Supplied material →
>> begin
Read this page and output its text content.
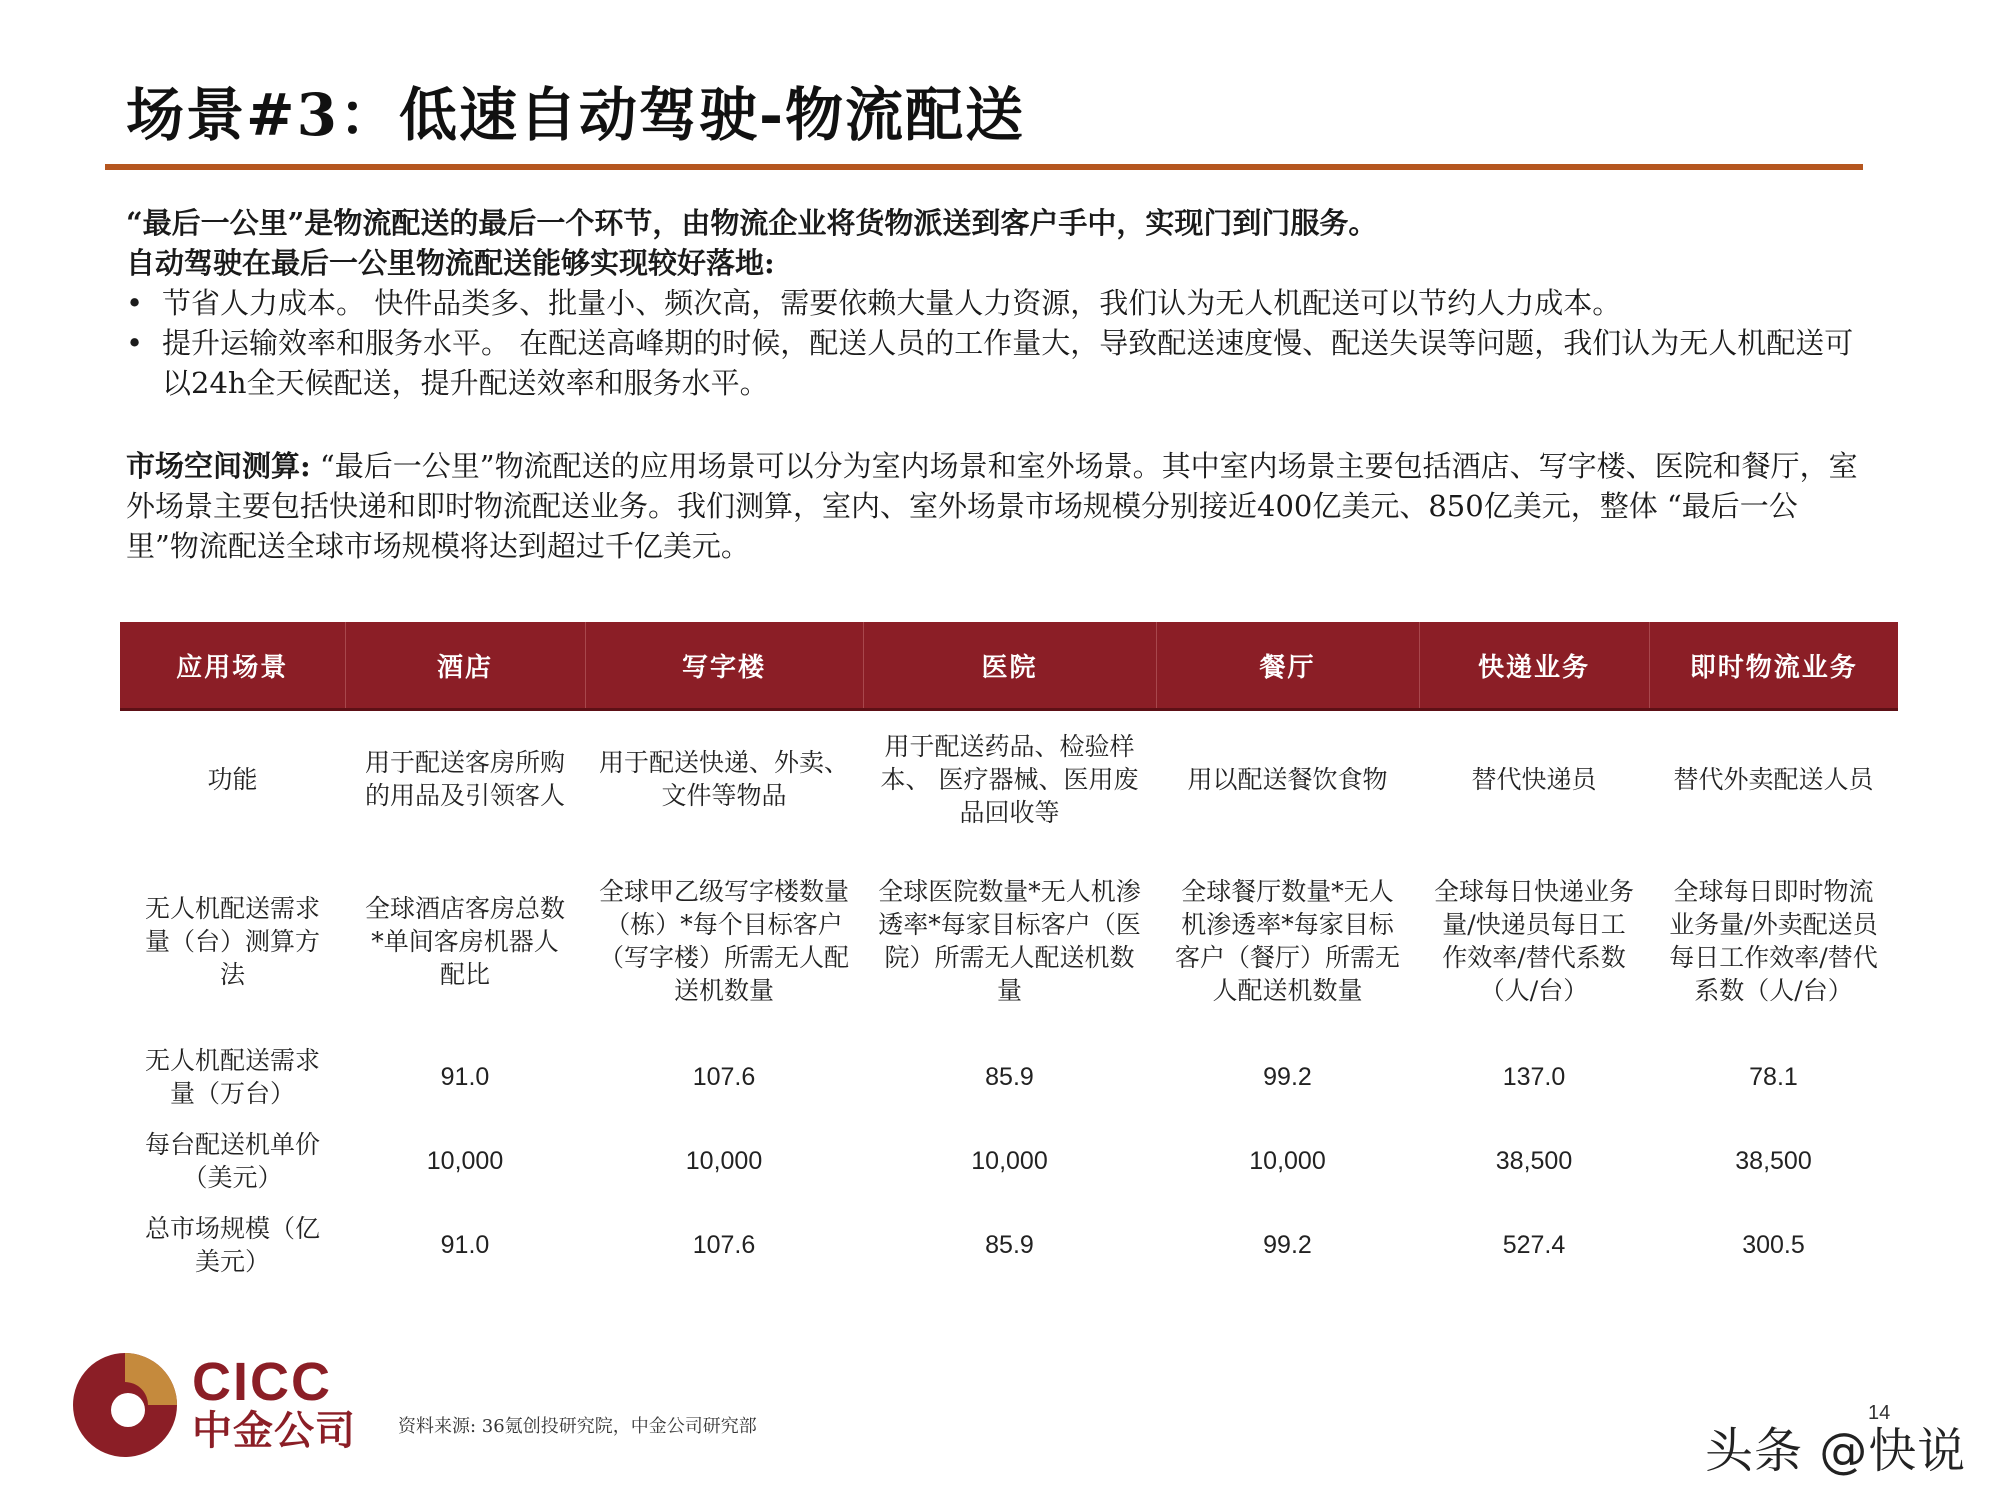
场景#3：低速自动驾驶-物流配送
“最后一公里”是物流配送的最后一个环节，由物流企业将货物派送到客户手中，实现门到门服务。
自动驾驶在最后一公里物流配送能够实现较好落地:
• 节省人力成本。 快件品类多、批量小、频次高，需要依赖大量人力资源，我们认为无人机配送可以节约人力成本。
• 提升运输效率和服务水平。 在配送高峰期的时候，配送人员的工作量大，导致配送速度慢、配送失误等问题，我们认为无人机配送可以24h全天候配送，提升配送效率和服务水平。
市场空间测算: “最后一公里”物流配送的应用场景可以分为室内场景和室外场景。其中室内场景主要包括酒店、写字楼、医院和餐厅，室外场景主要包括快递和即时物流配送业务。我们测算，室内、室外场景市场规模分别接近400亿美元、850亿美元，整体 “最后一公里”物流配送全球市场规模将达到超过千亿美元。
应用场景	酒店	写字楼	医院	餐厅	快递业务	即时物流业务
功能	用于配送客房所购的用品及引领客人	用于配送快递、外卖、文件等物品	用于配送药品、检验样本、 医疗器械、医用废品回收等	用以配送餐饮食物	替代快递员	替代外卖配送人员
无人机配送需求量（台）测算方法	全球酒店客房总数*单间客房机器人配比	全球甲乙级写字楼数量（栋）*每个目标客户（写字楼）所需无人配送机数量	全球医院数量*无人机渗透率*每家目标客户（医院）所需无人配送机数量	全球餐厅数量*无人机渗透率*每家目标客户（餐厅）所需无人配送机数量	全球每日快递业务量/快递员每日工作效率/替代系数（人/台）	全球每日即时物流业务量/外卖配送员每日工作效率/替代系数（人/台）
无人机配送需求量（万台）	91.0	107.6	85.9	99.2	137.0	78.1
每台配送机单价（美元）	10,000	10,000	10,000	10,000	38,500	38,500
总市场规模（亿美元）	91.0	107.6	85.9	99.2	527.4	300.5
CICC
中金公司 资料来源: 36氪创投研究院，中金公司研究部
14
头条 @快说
>> end
Problem to work on → Omit the pictures, and quote the material above exactly as given.

Exercise answer →
Read this page and output its text content.
场景#3：低速自动驾驶-物流配送
“最后一公里”是物流配送的最后一个环节，由物流企业将货物派送到客户手中，实现门到门服务。
自动驾驶在最后一公里物流配送能够实现较好落地:
• 节省人力成本。 快件品类多、批量小、频次高，需要依赖大量人力资源，我们认为无人机配送可以节约人力成本。
• 提升运输效率和服务水平。 在配送高峰期的时候，配送人员的工作量大，导致配送速度慢、配送失误等问题，我们认为无人机配送可以24h全天候配送，提升配送效率和服务水平。
市场空间测算: “最后一公里”物流配送的应用场景可以分为室内场景和室外场景。其中室内场景主要包括酒店、写字楼、医院和餐厅，室外场景主要包括快递和即时物流配送业务。我们测算，室内、室外场景市场规模分别接近400亿美元、850亿美元，整体 “最后一公里”物流配送全球市场规模将达到超过千亿美元。
应用场景	酒店	写字楼	医院	餐厅	快递业务	即时物流业务
功能	用于配送客房所购的用品及引领客人	用于配送快递、外卖、文件等物品	用于配送药品、检验样本、 医疗器械、医用废品回收等	用以配送餐饮食物	替代快递员	替代外卖配送人员
无人机配送需求量（台）测算方法	全球酒店客房总数*单间客房机器人配比	全球甲乙级写字楼数量（栋）*每个目标客户（写字楼）所需无人配送机数量	全球医院数量*无人机渗透率*每家目标客户（医院）所需无人配送机数量	全球餐厅数量*无人机渗透率*每家目标客户（餐厅）所需无人配送机数量	全球每日快递业务量/快递员每日工作效率/替代系数（人/台）	全球每日即时物流业务量/外卖配送员每日工作效率/替代系数（人/台）
无人机配送需求量（万台）	91.0	107.6	85.9	99.2	137.0	78.1
每台配送机单价（美元）	10,000	10,000	10,000	10,000	38,500	38,500
总市场规模（亿美元）	91.0	107.6	85.9	99.2	527.4	300.5
CICC
中金公司 资料来源: 36氪创投研究院，中金公司研究部
14
头条 @快说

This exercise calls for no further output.